Excerpted records.
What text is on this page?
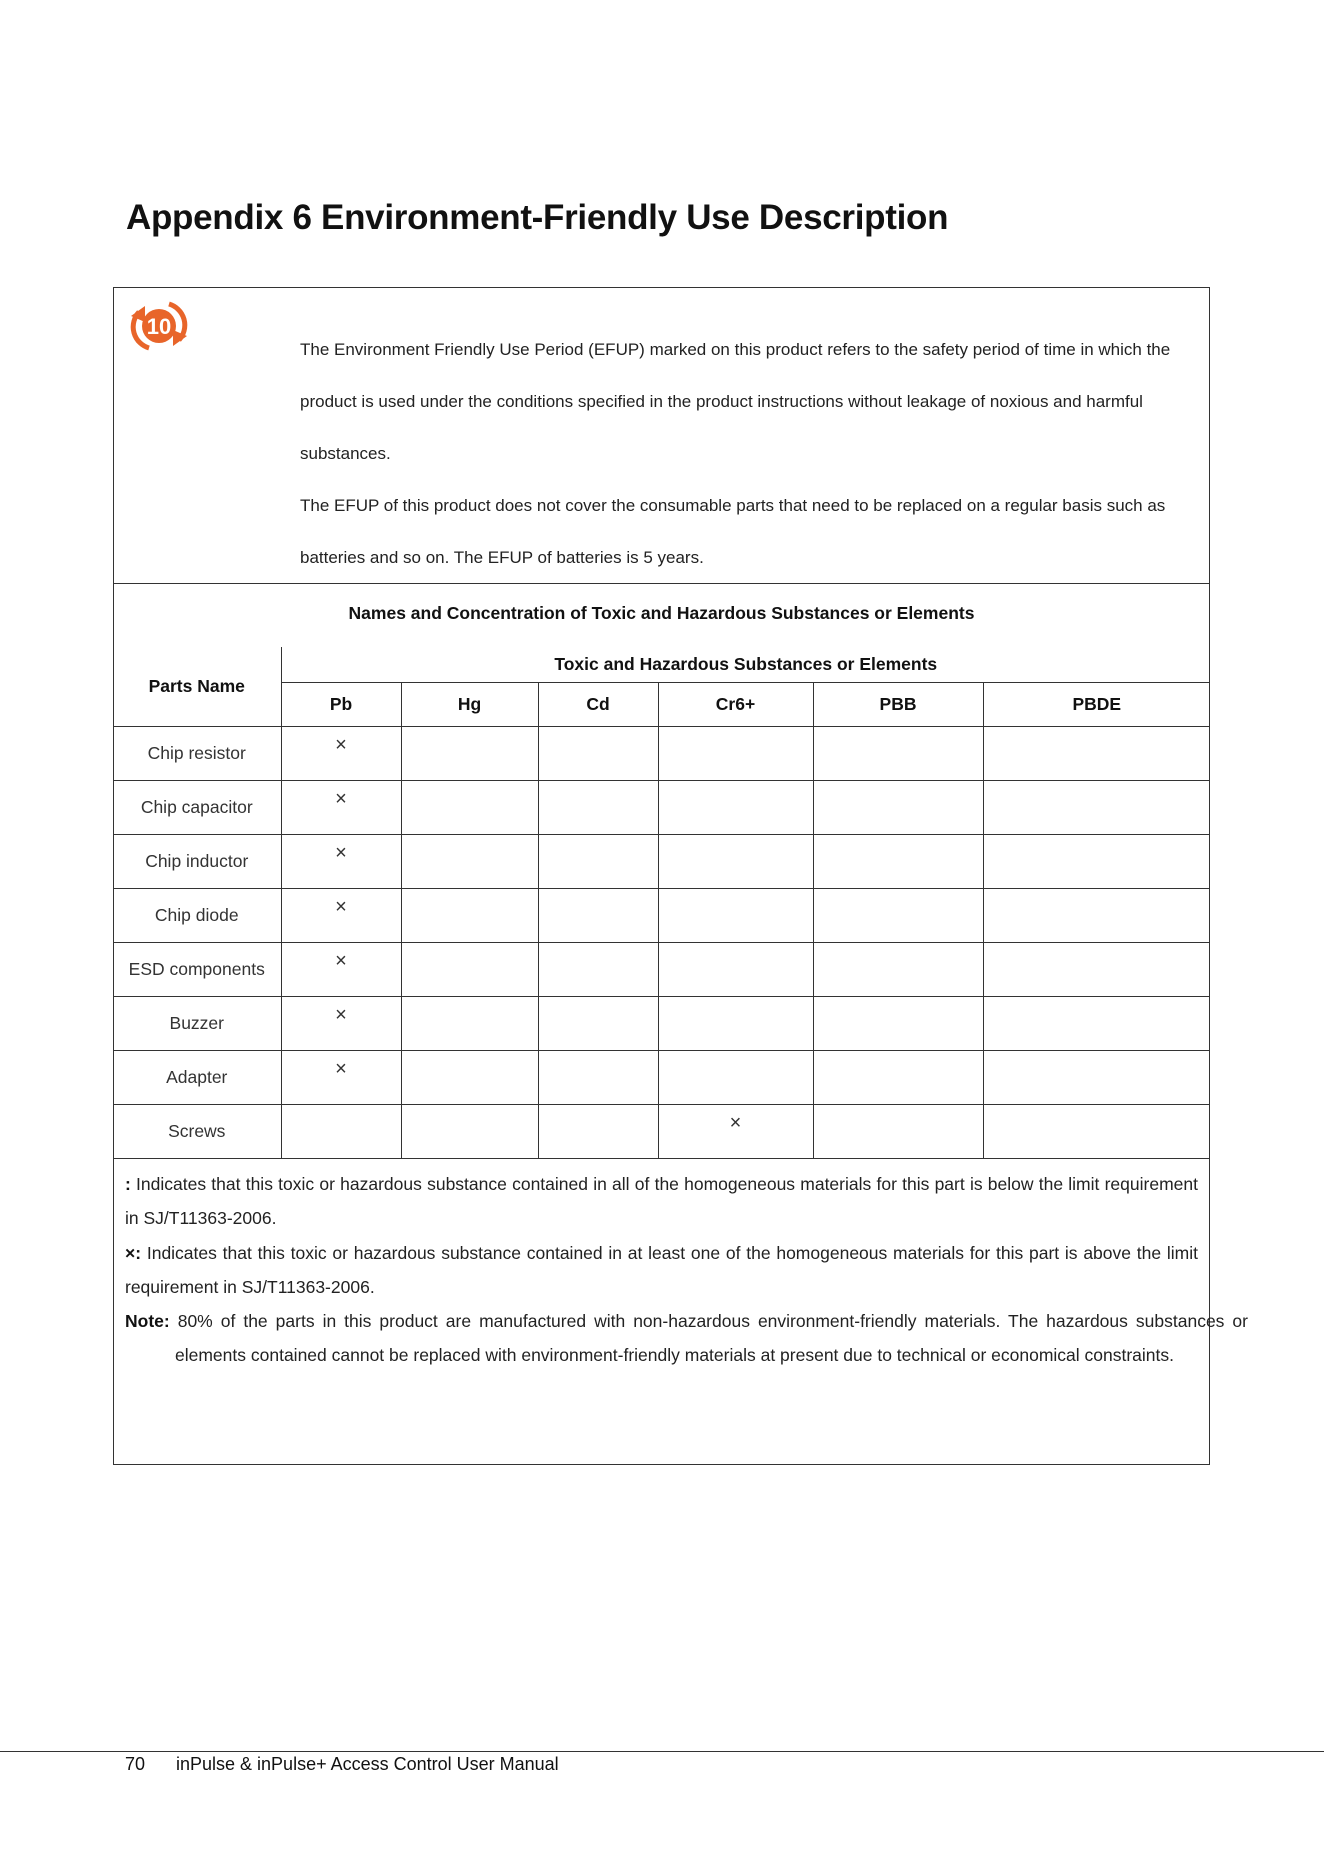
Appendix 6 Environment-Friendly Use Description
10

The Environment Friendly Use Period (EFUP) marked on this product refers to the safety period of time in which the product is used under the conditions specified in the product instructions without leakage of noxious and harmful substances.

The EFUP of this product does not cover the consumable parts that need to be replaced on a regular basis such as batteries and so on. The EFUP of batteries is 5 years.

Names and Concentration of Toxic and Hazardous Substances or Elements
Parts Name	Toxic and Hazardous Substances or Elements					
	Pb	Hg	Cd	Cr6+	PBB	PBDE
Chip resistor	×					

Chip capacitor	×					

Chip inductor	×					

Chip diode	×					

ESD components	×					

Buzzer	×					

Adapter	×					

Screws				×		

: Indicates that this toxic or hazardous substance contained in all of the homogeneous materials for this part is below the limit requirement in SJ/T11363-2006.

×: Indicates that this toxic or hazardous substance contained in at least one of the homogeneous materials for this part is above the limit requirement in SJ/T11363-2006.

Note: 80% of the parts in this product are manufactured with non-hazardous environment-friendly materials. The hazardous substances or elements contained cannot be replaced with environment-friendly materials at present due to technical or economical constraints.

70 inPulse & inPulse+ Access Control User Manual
...
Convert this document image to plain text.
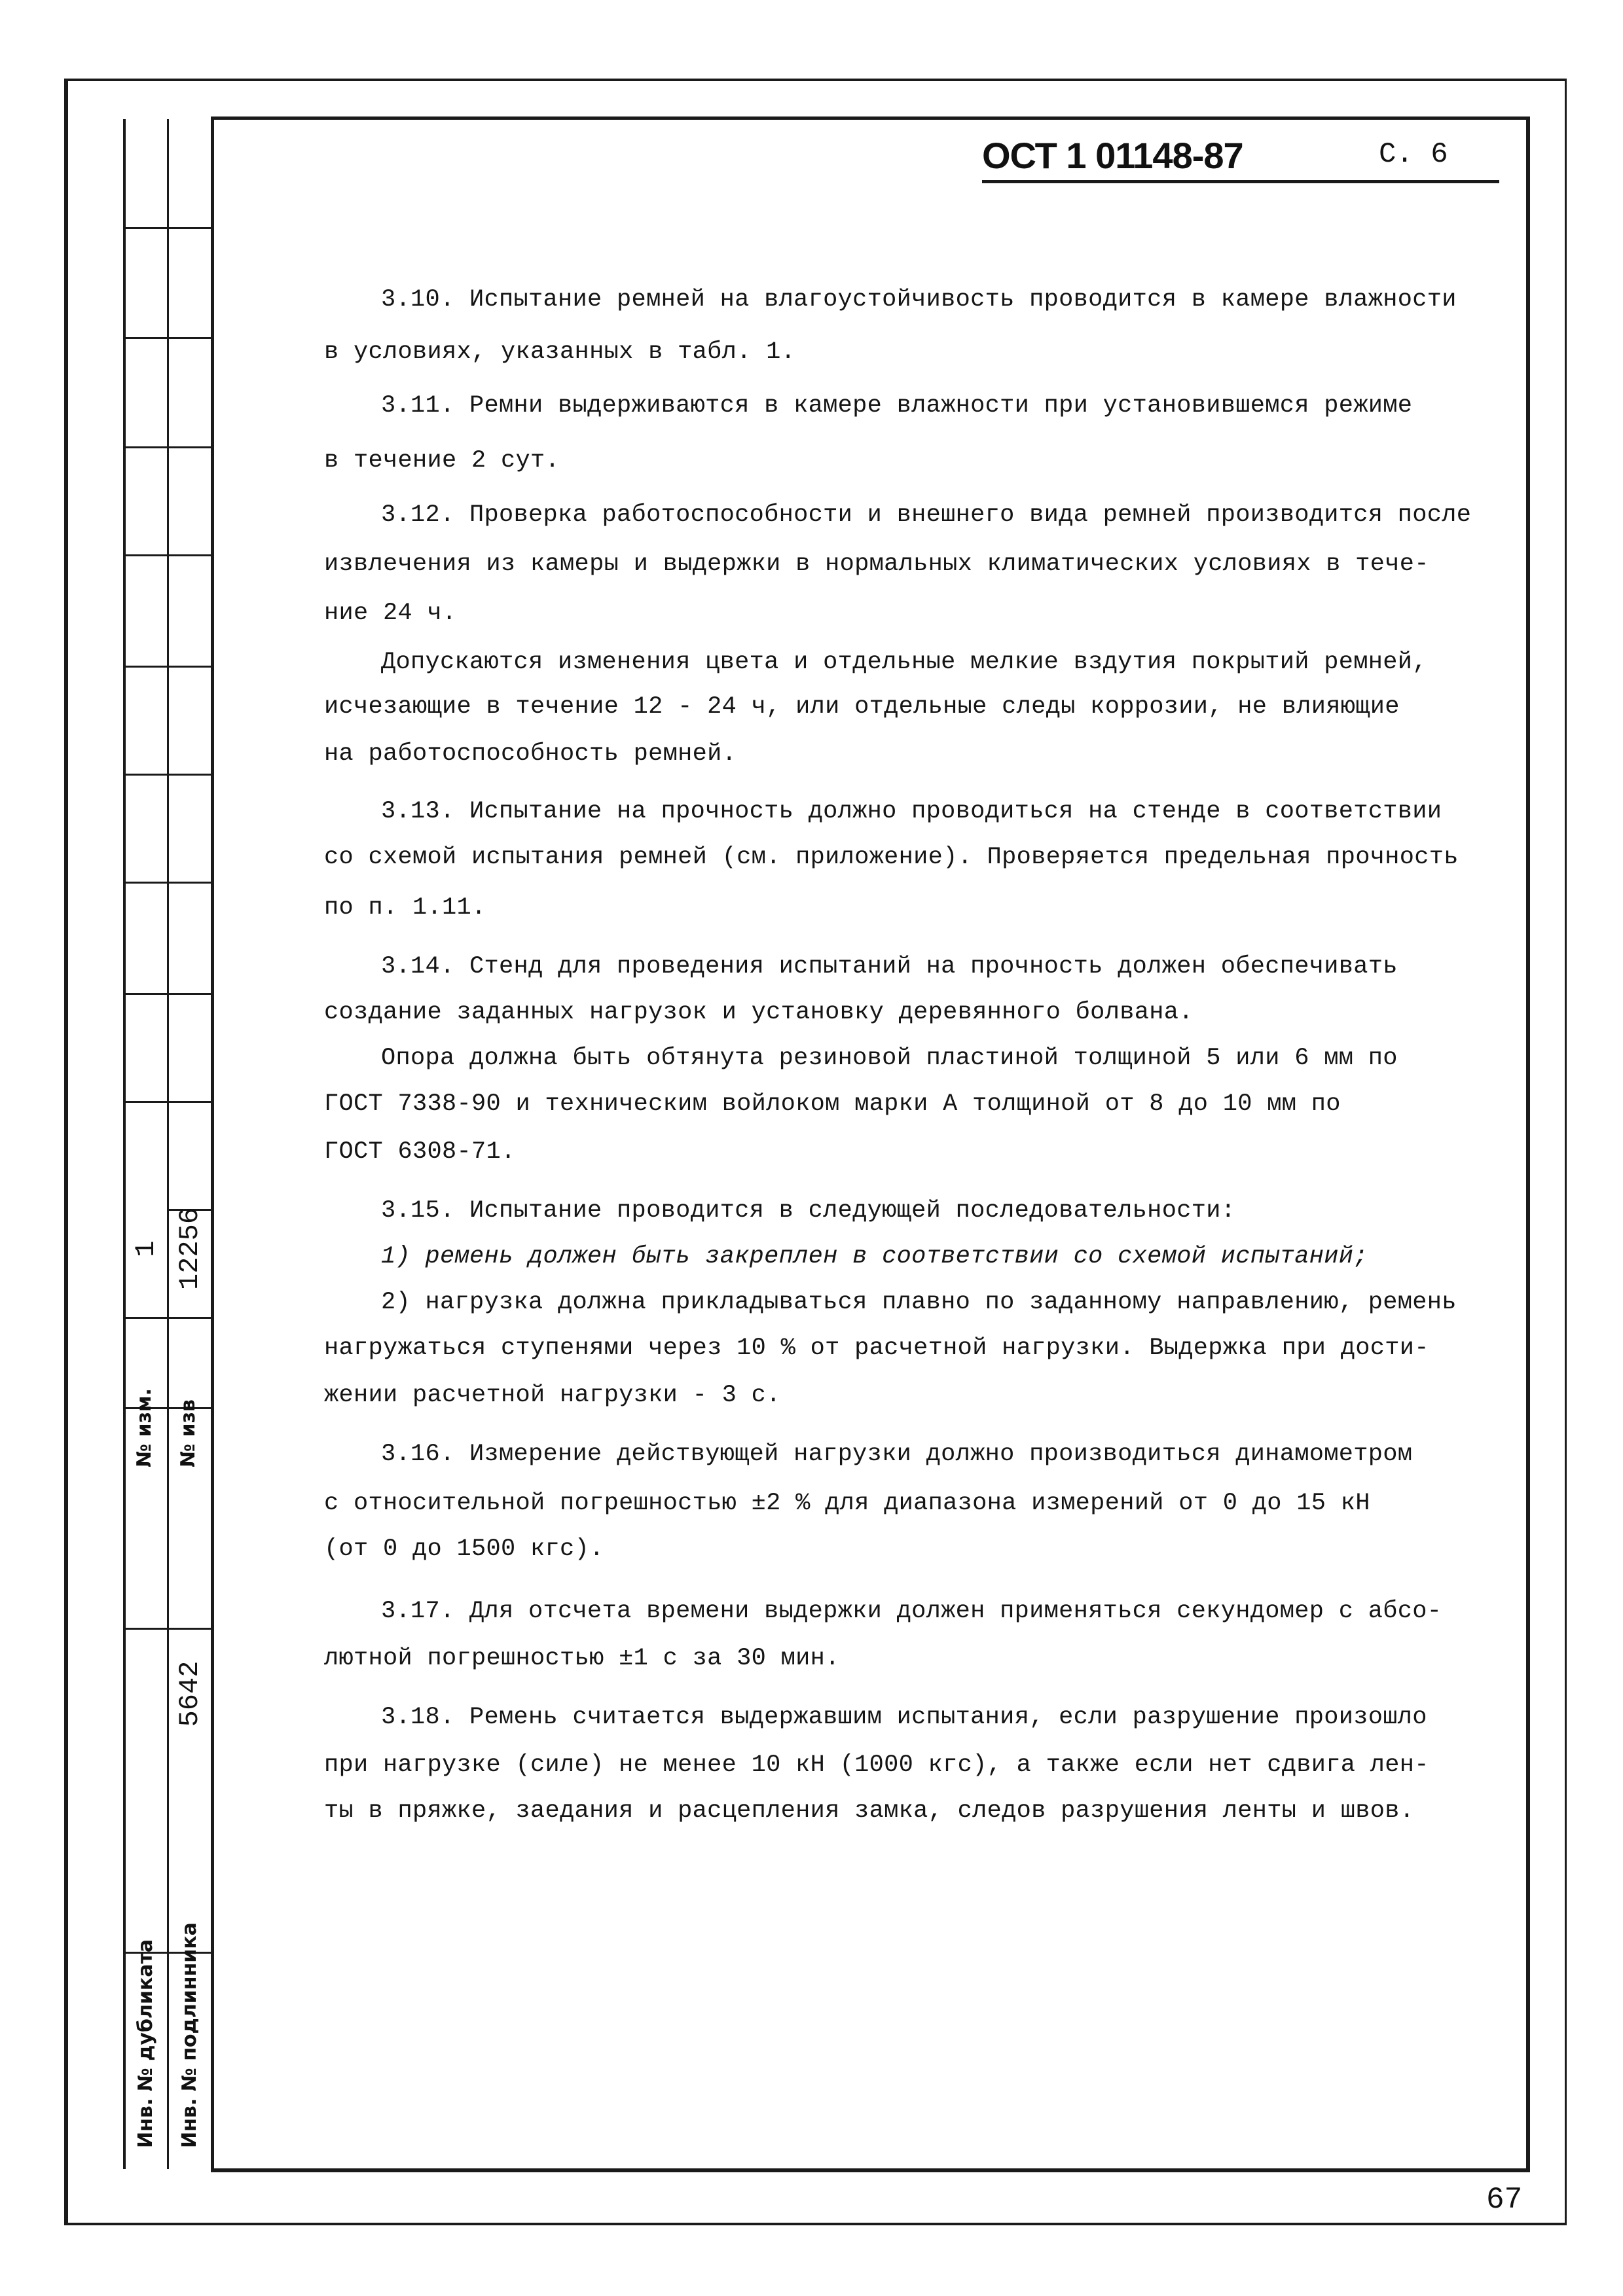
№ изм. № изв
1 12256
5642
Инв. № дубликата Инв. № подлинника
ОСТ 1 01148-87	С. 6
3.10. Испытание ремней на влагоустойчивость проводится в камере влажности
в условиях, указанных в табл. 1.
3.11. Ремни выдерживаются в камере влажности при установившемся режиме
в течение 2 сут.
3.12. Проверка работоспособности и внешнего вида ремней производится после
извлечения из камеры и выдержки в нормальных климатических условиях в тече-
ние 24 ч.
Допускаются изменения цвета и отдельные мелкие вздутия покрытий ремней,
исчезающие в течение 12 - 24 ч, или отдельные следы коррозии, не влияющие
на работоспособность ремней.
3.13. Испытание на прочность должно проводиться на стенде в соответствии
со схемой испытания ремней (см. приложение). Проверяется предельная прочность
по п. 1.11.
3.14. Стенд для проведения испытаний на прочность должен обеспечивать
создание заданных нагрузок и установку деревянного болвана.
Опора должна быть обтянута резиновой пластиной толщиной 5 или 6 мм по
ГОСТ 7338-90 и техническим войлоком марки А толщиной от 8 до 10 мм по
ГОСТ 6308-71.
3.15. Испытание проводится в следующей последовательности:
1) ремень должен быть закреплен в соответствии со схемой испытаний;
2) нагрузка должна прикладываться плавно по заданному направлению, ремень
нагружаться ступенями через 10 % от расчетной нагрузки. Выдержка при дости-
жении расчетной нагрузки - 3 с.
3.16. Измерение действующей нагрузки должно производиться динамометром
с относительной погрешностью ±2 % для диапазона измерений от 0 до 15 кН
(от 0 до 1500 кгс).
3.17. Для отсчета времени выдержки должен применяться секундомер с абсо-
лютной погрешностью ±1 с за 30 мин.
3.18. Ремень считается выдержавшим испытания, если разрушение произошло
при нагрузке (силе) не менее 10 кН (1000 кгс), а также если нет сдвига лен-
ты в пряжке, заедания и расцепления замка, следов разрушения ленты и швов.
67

What is expected. Find the word "быть" and list each line it appears in.

The answer.
Опора должна быть обтянута резиновой пластиной толщиной 5 или 6 мм по
1) ремень должен быть закреплен в соответствии со схемой испытаний;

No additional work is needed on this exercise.